SHORT TASK | Do not carry the pictures over; copy every other part of the entries exactly.
— BEGIN —
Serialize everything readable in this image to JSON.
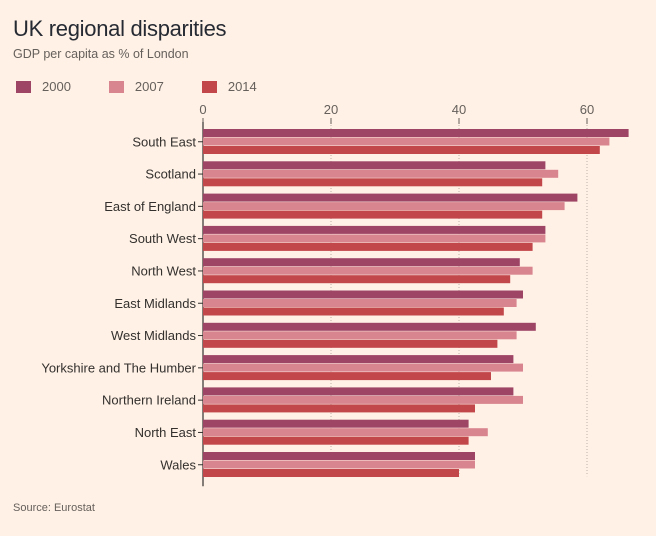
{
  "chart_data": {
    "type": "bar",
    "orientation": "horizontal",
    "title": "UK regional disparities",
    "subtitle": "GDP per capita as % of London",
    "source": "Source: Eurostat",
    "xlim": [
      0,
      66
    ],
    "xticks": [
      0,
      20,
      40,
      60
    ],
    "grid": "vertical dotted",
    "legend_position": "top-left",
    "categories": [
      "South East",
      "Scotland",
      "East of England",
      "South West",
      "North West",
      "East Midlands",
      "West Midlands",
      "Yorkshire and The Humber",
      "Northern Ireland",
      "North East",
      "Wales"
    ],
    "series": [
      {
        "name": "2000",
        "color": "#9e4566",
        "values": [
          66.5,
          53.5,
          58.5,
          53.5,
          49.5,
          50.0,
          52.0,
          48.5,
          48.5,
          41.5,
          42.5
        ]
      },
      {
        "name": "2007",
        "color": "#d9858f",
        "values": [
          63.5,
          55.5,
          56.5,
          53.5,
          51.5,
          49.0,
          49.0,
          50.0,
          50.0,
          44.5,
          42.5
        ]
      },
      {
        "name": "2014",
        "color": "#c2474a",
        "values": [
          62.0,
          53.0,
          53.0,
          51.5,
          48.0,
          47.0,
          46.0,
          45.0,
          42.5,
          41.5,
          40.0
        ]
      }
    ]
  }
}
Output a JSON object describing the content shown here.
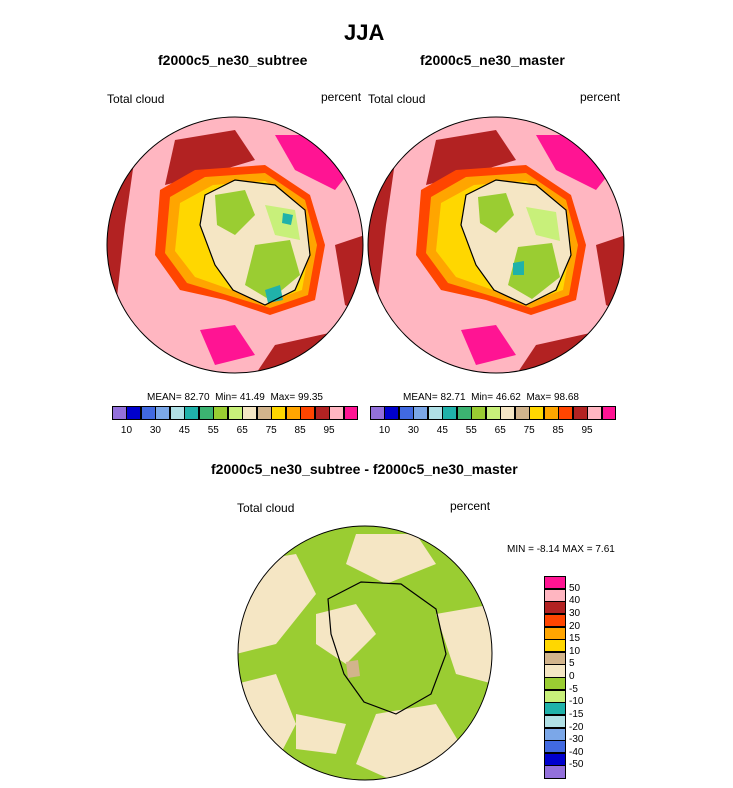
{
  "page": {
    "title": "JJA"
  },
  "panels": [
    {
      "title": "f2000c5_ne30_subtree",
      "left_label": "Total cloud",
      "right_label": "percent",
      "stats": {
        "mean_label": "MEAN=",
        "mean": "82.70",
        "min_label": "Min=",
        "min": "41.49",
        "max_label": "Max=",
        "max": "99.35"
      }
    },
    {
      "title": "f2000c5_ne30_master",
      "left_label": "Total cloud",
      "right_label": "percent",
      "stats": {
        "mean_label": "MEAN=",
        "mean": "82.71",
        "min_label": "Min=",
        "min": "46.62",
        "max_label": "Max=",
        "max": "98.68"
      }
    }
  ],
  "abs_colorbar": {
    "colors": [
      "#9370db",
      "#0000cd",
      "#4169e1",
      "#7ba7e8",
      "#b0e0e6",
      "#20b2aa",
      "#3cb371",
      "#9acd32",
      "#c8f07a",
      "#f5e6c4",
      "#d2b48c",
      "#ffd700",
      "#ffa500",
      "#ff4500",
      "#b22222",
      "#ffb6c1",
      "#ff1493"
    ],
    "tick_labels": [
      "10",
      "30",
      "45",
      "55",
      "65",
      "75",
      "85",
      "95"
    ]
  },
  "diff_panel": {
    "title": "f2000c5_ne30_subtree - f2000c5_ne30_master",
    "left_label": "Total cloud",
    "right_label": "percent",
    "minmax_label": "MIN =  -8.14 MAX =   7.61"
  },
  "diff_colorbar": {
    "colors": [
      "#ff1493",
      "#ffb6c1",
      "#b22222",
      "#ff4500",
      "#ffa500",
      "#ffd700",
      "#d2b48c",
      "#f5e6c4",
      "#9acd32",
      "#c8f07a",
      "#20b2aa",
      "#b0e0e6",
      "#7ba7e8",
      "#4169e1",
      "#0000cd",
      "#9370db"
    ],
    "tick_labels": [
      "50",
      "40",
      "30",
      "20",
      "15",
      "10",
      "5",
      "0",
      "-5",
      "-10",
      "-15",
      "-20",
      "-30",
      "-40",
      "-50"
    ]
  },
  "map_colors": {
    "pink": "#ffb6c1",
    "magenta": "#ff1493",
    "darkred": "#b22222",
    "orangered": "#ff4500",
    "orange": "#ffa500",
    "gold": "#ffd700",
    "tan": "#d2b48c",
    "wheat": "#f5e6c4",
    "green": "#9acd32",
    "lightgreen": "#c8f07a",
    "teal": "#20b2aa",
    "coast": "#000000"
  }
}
— END —
FINISHED TASK |
Serialize everything readable in this image to JSON.
{
  "chart_data": {
    "type": "bar",
    "orientation": "horizontal",
    "title": "UK regional disparities",
    "subtitle": "GDP per capita as % of London",
    "source": "Source: Eurostat",
    "xlim": [
      0,
      66
    ],
    "xticks": [
      0,
      20,
      40,
      60
    ],
    "grid": "vertical dotted",
    "legend_position": "top-left",
    "categories": [
      "South East",
      "Scotland",
      "East of England",
      "South West",
      "North West",
      "East Midlands",
      "West Midlands",
      "Yorkshire and The Humber",
      "Northern Ireland",
      "North East",
      "Wales"
    ],
    "series": [
      {
        "name": "2000",
        "color": "#9e4566",
        "values": [
          66.5,
          53.5,
          58.5,
          53.5,
          49.5,
          50.0,
          52.0,
          48.5,
          48.5,
          41.5,
          42.5
        ]
      },
      {
        "name": "2007",
        "color": "#d9858f",
        "values": [
          63.5,
          55.5,
          56.5,
          53.5,
          51.5,
          49.0,
          49.0,
          50.0,
          50.0,
          44.5,
          42.5
        ]
      },
      {
        "name": "2014",
        "color": "#c2474a",
        "values": [
          62.0,
          53.0,
          53.0,
          51.5,
          48.0,
          47.0,
          46.0,
          45.0,
          42.5,
          41.5,
          40.0
        ]
      }
    ]
  }
}
Output a JSON object describing the content shown here.
{
  "page": {
    "title": "JJA"
  },
  "panels": [
    {
      "title": "f2000c5_ne30_subtree",
      "left_label": "Total cloud",
      "right_label": "percent",
      "stats": {
        "mean_label": "MEAN=",
        "mean": "82.70",
        "min_label": "Min=",
        "min": "41.49",
        "max_label": "Max=",
        "max": "99.35"
      }
    },
    {
      "title": "f2000c5_ne30_master",
      "left_label": "Total cloud",
      "right_label": "percent",
      "stats": {
        "mean_label": "MEAN=",
        "mean": "82.71",
        "min_label": "Min=",
        "min": "46.62",
        "max_label": "Max=",
        "max": "98.68"
      }
    }
  ],
  "abs_colorbar": {
    "colors": [
      "#9370db",
      "#0000cd",
      "#4169e1",
      "#7ba7e8",
      "#b0e0e6",
      "#20b2aa",
      "#3cb371",
      "#9acd32",
      "#c8f07a",
      "#f5e6c4",
      "#d2b48c",
      "#ffd700",
      "#ffa500",
      "#ff4500",
      "#b22222",
      "#ffb6c1",
      "#ff1493"
    ],
    "tick_labels": [
      "10",
      "30",
      "45",
      "55",
      "65",
      "75",
      "85",
      "95"
    ]
  },
  "diff_panel": {
    "title": "f2000c5_ne30_subtree - f2000c5_ne30_master",
    "left_label": "Total cloud",
    "right_label": "percent",
    "minmax_label": "MIN =  -8.14 MAX =   7.61"
  },
  "diff_colorbar": {
    "colors": [
      "#ff1493",
      "#ffb6c1",
      "#b22222",
      "#ff4500",
      "#ffa500",
      "#ffd700",
      "#d2b48c",
      "#f5e6c4",
      "#9acd32",
      "#c8f07a",
      "#20b2aa",
      "#b0e0e6",
      "#7ba7e8",
      "#4169e1",
      "#0000cd",
      "#9370db"
    ],
    "tick_labels": [
      "50",
      "40",
      "30",
      "20",
      "15",
      "10",
      "5",
      "0",
      "-5",
      "-10",
      "-15",
      "-20",
      "-30",
      "-40",
      "-50"
    ]
  },
  "map_colors": {
    "pink": "#ffb6c1",
    "magenta": "#ff1493",
    "darkred": "#b22222",
    "orangered": "#ff4500",
    "orange": "#ffa500",
    "gold": "#ffd700",
    "tan": "#d2b48c",
    "wheat": "#f5e6c4",
    "green": "#9acd32",
    "lightgreen": "#c8f07a",
    "teal": "#20b2aa",
    "coast": "#000000"
  }
}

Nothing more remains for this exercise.